[WHAT IS BEING ASKED]: Write out the records word for word, from the beginning through the line containing "The outlet C is at (420, 307).", including that line. Leave out the pictures.
── RECORDS PROVIDED ──
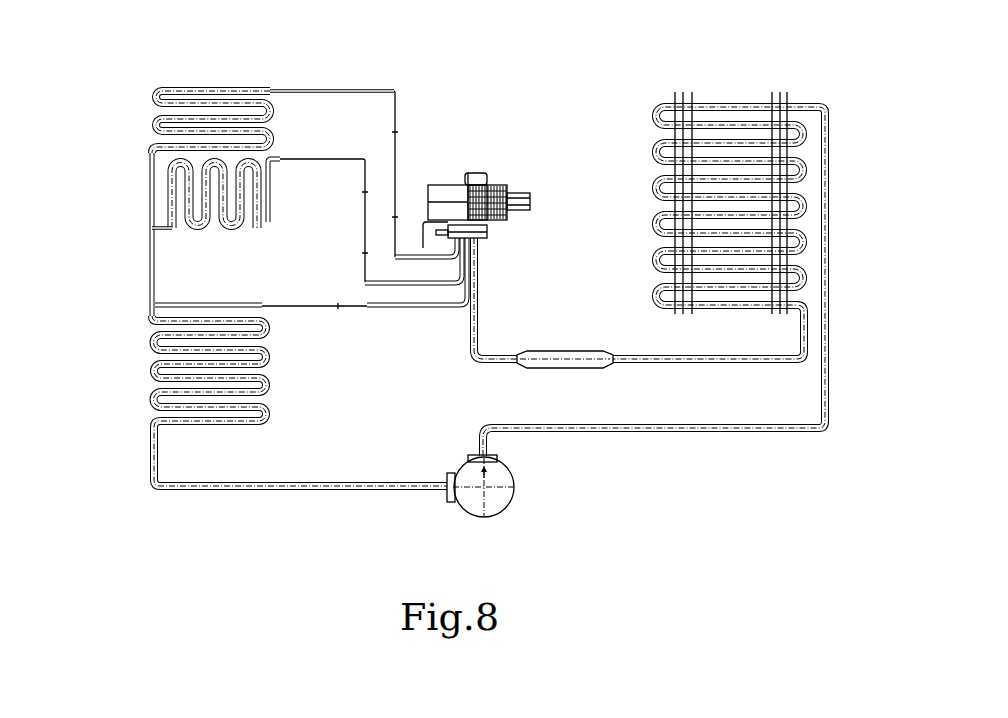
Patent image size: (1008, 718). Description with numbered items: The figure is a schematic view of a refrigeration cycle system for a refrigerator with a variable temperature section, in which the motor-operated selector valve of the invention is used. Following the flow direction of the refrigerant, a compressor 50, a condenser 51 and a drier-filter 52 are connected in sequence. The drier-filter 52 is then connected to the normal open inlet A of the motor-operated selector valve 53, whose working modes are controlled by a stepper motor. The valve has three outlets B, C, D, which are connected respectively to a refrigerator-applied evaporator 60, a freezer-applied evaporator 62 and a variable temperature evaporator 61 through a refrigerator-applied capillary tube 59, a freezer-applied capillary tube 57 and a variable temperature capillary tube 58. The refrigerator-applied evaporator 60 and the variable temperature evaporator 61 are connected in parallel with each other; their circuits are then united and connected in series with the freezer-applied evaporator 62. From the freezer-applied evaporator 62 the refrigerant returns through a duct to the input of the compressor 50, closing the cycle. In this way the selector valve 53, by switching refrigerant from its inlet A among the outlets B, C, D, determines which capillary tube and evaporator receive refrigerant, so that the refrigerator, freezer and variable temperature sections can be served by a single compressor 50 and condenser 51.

The compressor 50 is at (462, 495).
The condenser 51 is at (770, 115).
The drier-filter 52 is at (563, 368).
The motor-operated selector valve 53 is at (440, 193).
The freezer-applied capillary tube 57 is at (285, 307).
The variable temperature capillary tube 58 is at (365, 200).
The refrigerator-applied capillary tube 59 is at (395, 121).
The refrigerator-applied evaporator 60 is at (153, 107).
The variable temperature evaporator 61 is at (192, 195).
The freezer-applied evaporator 62 is at (153, 348).
The normal open inlet A is at (467, 338).
The outlet B is at (423, 258).
The outlet C is at (420, 307).
The outlet D is at (422, 285).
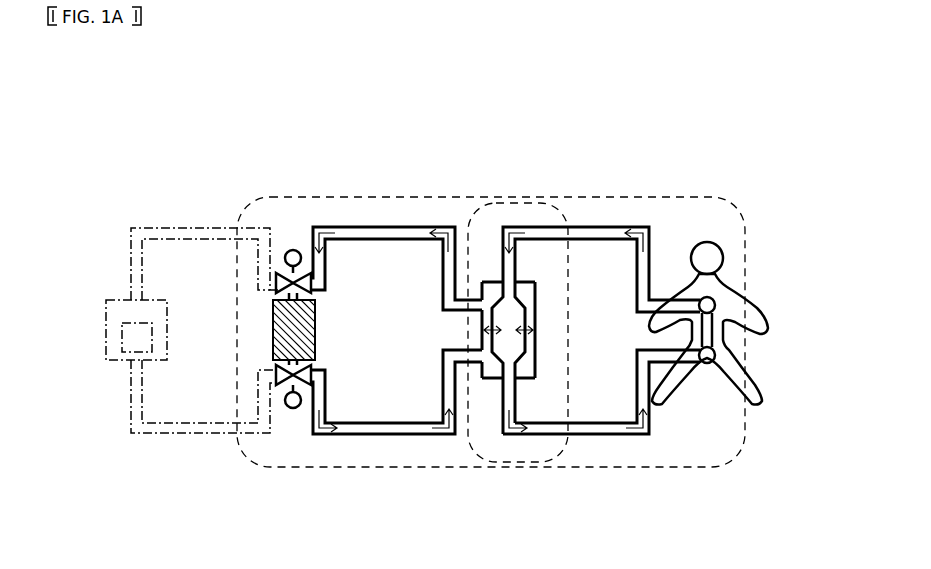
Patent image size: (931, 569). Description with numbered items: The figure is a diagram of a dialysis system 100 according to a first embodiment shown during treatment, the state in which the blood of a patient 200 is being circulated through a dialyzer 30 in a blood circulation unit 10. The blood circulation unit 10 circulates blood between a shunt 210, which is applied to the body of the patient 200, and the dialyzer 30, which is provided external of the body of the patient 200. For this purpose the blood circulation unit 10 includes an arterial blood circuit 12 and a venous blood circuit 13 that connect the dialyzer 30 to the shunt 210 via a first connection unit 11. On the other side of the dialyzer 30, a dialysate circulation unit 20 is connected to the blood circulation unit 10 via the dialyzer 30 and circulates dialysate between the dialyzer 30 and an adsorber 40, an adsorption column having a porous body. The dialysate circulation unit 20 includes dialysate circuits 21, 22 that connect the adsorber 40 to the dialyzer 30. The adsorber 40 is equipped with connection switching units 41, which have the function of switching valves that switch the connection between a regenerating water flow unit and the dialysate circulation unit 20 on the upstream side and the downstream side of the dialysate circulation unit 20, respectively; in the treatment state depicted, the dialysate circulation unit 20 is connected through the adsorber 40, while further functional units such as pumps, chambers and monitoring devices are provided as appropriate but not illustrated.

The dialysis system 100 is at (224, 105).
The blood circulation unit 10 is at (715, 200).
The first connection unit 11 is at (715, 305).
The arterial blood circuit 12 is at (596, 332).
The venous blood circuit 13 is at (622, 437).
The dialysate circulation unit 20 is at (392, 317).
The dialysate circuit 21 is at (420, 228).
The dialysate circuit 22 is at (420, 437).
The dialyzer 30 is at (486, 295).
The adsorber 40 is at (283, 318).
The connection switching units 41 is at (290, 282).
The patient 200 is at (723, 250).
The shunt 210 is at (715, 335).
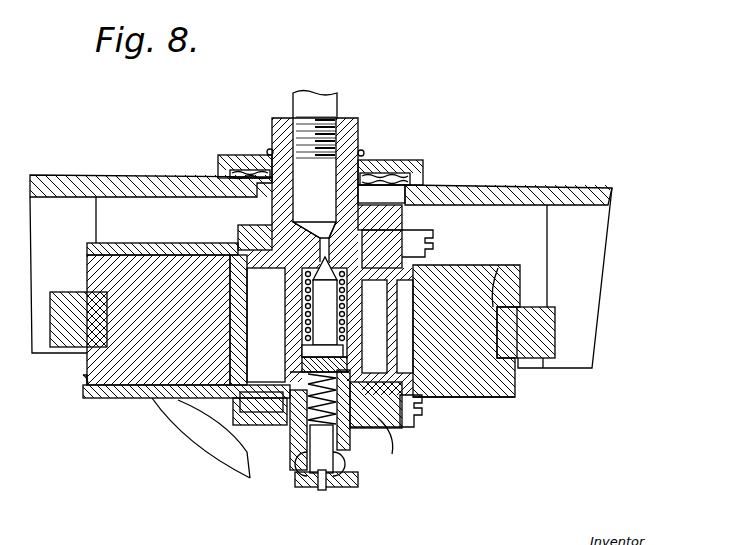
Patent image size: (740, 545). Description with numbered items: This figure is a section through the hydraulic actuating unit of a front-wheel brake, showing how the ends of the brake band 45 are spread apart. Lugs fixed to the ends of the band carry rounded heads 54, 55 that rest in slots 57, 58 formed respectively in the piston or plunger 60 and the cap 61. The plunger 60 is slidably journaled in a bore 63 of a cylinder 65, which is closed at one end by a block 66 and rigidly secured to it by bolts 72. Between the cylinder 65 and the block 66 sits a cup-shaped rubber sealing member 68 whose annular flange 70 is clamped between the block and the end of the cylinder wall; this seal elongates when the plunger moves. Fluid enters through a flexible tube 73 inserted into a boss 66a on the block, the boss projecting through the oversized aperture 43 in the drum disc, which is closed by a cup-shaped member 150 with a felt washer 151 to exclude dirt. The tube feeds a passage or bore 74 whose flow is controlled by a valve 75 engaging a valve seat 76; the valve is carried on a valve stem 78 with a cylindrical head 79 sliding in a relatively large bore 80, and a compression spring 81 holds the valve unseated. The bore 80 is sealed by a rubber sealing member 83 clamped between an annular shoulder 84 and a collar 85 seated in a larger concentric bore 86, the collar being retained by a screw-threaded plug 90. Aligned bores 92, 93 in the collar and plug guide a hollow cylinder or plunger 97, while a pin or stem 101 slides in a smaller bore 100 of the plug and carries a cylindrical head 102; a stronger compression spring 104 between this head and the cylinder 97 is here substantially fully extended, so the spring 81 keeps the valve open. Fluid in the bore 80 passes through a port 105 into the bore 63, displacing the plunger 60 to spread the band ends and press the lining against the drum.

The brake band 45 is at (598, 278).
The cup-shaped member 150 is at (222, 158).
The washer 151 is at (252, 170).
The aperture 43 is at (419, 160).
The passage or bore 74 is at (393, 176).
The boss 66a is at (358, 124).
The flexible tube 73 is at (316, 110).
The valve 75 is at (380, 217).
The compression spring 81 is at (373, 260).
The bolts 72 is at (428, 228).
The slot 57 is at (130, 258).
The piston or plunger 60 is at (163, 265).
The annular flange 70 is at (240, 252).
The rounded head 54 is at (70, 303).
The bore 63 is at (85, 377).
The cylinder 65 is at (114, 398).
The sealing member 68 is at (233, 400).
The block 66 is at (262, 425).
The valve seat 76 is at (313, 272).
The valve stem 78 is at (325, 298).
The port 105 is at (293, 325).
The bore 80 is at (340, 347).
The hollow cylinder or plunger 97 is at (343, 359).
The collar 85 is at (386, 382).
The cylindrical head 79 is at (370, 342).
The sealing member 83 is at (345, 358).
The slot 58 is at (466, 324).
The rounded head 55 is at (556, 356).
The cap 61 is at (516, 391).
The annular shoulder 84 is at (422, 398).
The bore 86 is at (396, 430).
The bore 92 is at (291, 430).
The bore 93 is at (292, 444).
The cylindrical head 102 is at (321, 431).
The plug 90 is at (348, 441).
The compression spring 104 is at (388, 444).
The bore 100 is at (291, 458).
The pin or stem 101 is at (320, 488).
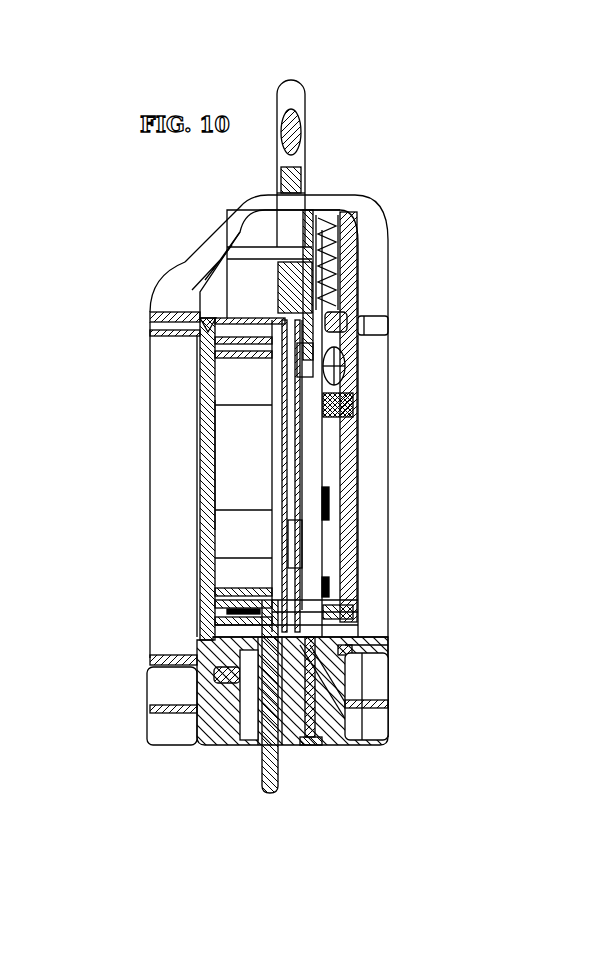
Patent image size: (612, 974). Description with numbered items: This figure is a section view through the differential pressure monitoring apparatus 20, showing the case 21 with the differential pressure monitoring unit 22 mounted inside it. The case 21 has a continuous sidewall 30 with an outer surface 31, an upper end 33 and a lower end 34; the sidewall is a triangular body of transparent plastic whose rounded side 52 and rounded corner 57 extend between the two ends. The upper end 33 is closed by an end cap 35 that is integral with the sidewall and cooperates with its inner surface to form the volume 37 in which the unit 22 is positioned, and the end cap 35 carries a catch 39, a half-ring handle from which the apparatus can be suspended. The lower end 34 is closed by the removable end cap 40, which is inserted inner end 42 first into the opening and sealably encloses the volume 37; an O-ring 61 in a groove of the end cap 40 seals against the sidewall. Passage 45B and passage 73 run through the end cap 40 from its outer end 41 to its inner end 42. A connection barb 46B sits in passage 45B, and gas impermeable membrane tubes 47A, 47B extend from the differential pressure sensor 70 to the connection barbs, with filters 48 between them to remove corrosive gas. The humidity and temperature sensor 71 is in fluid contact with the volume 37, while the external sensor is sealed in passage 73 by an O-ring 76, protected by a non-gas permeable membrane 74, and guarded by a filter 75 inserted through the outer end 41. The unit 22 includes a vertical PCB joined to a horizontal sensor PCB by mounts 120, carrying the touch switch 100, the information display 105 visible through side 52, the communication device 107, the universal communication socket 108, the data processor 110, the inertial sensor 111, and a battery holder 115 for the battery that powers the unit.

The differential pressure monitoring apparatus 20 is at (200, 268).
The case 21 is at (391, 379).
The differential pressure monitoring unit 22 is at (270, 388).
The continuous sidewall 30 is at (168, 368).
The outer surface 31 is at (178, 520).
The upper end 33 is at (391, 330).
The lower end 34 is at (380, 700).
The end cap 35 is at (360, 210).
The volume 37 is at (232, 482).
The catch 39 is at (300, 127).
The end cap 40 is at (388, 738).
The outer end 41 is at (173, 745).
The inner end 42 is at (300, 638).
The passage 45B is at (260, 731).
The connection barb 46B is at (263, 780).
The gas impermeable membrane tube 47A is at (200, 322).
The gas impermeable membrane tube 47B is at (328, 322).
The filter 48 is at (300, 548).
The side 52 is at (378, 477).
The corner 57 is at (160, 488).
The O-ring 61 is at (366, 679).
The differential pressure sensor 70 is at (215, 612).
The humidity and temperature sensor 71 is at (337, 723).
The passage 73 is at (322, 745).
The non-gas permeable membrane 74 is at (345, 647).
The filter 75 is at (312, 747).
The O-ring 76 is at (372, 640).
The touch switch 100 is at (275, 205).
The information display 105 is at (350, 440).
The communication device 107 is at (352, 246).
The universal communication socket 108 is at (343, 277).
The data processor 110 is at (347, 505).
The inertial sensor 111 is at (350, 612).
The battery holder 115 is at (235, 408).
The mount 120 is at (353, 602).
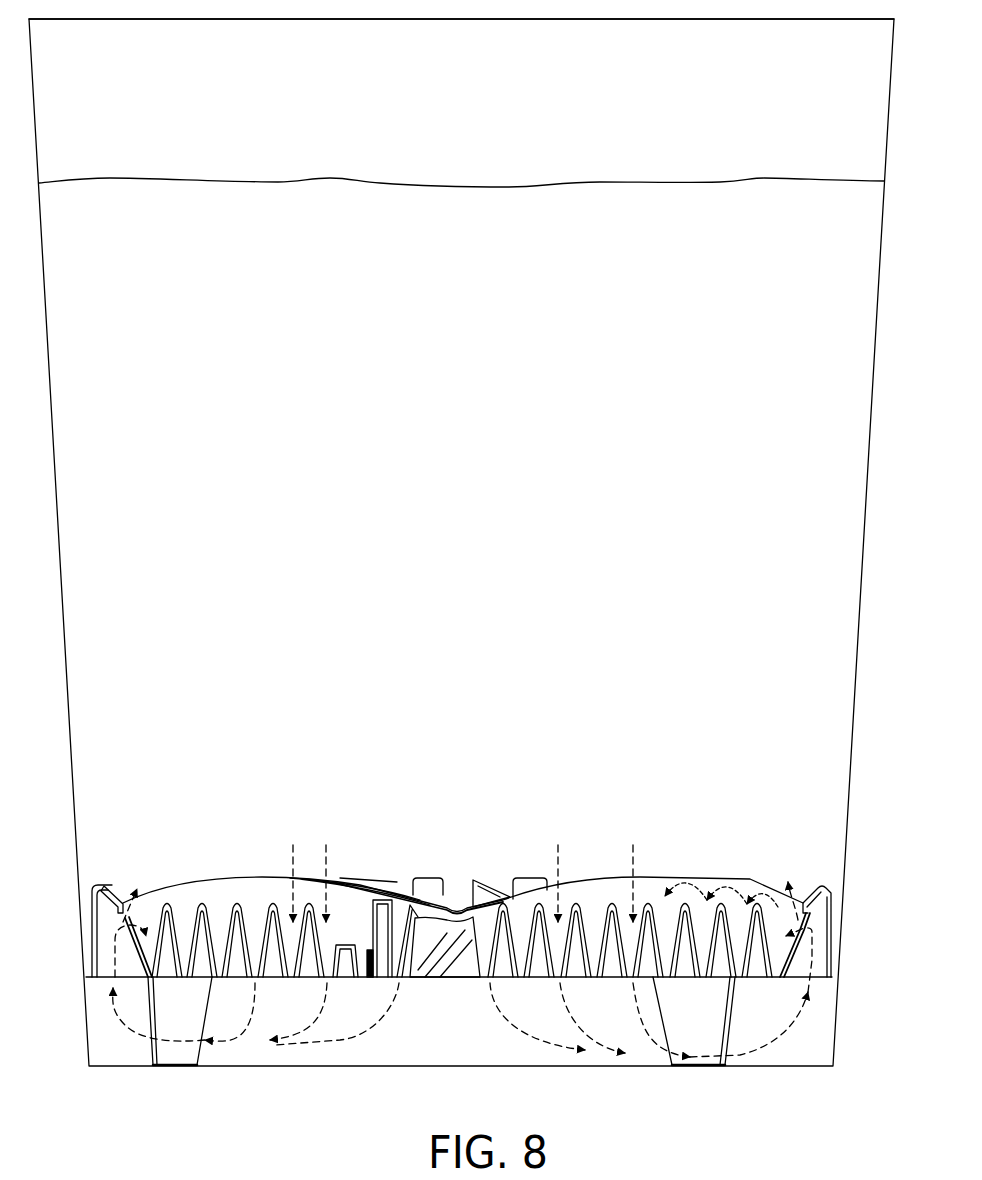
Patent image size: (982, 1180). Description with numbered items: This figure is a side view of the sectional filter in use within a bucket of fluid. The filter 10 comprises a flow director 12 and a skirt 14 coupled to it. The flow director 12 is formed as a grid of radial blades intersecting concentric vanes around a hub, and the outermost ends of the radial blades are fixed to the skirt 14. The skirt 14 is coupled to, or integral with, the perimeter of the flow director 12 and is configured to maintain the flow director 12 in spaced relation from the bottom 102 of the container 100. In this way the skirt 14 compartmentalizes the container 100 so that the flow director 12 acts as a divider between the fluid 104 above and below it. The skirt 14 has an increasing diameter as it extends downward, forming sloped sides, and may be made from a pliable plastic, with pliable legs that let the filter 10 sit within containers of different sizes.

The filter 10 is at (178, 853).
The flow director 12 is at (431, 896).
The skirt 14 is at (836, 897).
The container 100 is at (267, 123).
The bottom 102 is at (770, 1067).
The fluid 104 is at (267, 313).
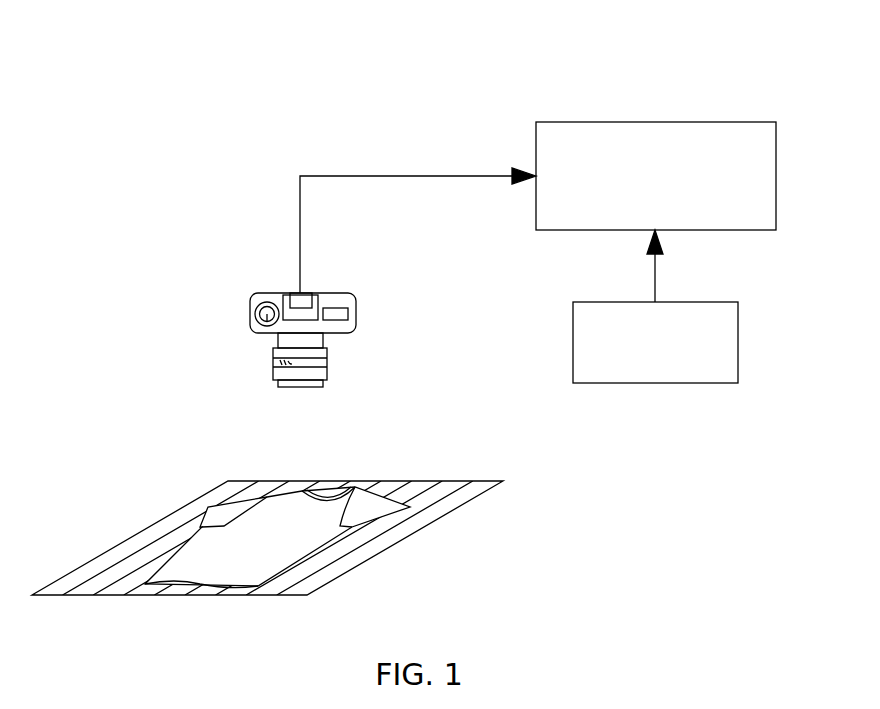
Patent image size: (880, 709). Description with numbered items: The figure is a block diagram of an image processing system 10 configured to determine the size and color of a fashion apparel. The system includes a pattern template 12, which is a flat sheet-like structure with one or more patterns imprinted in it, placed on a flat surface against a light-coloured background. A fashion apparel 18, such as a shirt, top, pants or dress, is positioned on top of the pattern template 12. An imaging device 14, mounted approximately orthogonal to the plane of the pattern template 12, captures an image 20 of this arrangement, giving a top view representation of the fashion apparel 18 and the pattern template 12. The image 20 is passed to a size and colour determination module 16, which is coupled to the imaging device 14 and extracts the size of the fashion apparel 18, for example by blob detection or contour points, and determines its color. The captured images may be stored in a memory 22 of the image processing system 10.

The image processing system 10 is at (625, 78).
The pattern template 12 is at (475, 497).
The imaging device 14 is at (250, 316).
The size and colour determination module 16 is at (685, 217).
The fashion apparel 18 is at (287, 498).
The image 20 is at (410, 164).
The memory 22 is at (641, 371).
───
[IN RESPONSE]:
Patent image size: (1008, 718). Description with numbered items: The figure is a schematic view of a refrigeration cycle system for a refrigerator with a variable temperature section, in which the motor-operated selector valve of the invention is used. Following the flow direction of the refrigerant, a compressor 50, a condenser 51 and a drier-filter 52 are connected in sequence. The drier-filter 52 is then connected to the normal open inlet A of the motor-operated selector valve 53, whose working modes are controlled by a stepper motor. The valve has three outlets B, C, D, which are connected respectively to a refrigerator-applied evaporator 60, a freezer-applied evaporator 62 and a variable temperature evaporator 61 through a refrigerator-applied capillary tube 59, a freezer-applied capillary tube 57 and a variable temperature capillary tube 58. The refrigerator-applied evaporator 60 and the variable temperature evaporator 61 are connected in parallel with each other; their circuits are then united and connected in series with the freezer-applied evaporator 62. From the freezer-applied evaporator 62 the refrigerant returns through a duct to the input of the compressor 50, closing the cycle. In this way the selector valve 53, by switching refrigerant from its inlet A among the outlets B, C, D, determines which capillary tube and evaporator receive refrigerant, so that the refrigerator, freezer and variable temperature sections can be served by a single compressor 50 and condenser 51.

The compressor 50 is at (462, 495).
The condenser 51 is at (770, 115).
The drier-filter 52 is at (563, 368).
The motor-operated selector valve 53 is at (440, 193).
The freezer-applied capillary tube 57 is at (285, 307).
The variable temperature capillary tube 58 is at (365, 200).
The refrigerator-applied capillary tube 59 is at (395, 121).
The refrigerator-applied evaporator 60 is at (153, 107).
The variable temperature evaporator 61 is at (192, 195).
The freezer-applied evaporator 62 is at (153, 348).
The normal open inlet A is at (467, 338).
The outlet B is at (423, 258).
The outlet C is at (420, 307).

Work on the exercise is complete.